» **EXERCISE REQUIREMENTS**
Identify the lines that contain the word "Embedding", then copy them.

(Source data)
□ □ □ □ □ □ □

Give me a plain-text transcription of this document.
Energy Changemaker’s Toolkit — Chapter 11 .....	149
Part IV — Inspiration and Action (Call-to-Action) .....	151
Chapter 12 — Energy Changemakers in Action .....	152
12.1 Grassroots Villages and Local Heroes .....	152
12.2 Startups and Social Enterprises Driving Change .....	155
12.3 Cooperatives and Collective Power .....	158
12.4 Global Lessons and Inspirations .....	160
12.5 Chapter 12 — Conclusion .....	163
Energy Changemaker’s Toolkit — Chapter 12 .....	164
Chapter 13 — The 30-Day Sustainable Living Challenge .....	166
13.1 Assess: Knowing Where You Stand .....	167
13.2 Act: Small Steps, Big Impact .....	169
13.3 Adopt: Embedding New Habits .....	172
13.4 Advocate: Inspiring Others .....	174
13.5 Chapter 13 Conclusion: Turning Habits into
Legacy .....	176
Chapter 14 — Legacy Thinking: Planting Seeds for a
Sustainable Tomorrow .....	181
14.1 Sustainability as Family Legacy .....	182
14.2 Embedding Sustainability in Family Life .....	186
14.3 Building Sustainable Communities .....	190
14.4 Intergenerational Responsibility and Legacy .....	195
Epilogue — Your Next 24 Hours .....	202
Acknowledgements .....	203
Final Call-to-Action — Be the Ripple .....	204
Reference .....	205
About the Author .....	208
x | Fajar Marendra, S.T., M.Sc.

□ □ □ □ □ □ □

» **FINAL RESULT**
13.3 Adopt: Embedding New Habits .....	172
14.2 Embedding Sustainability in Family Life .....	186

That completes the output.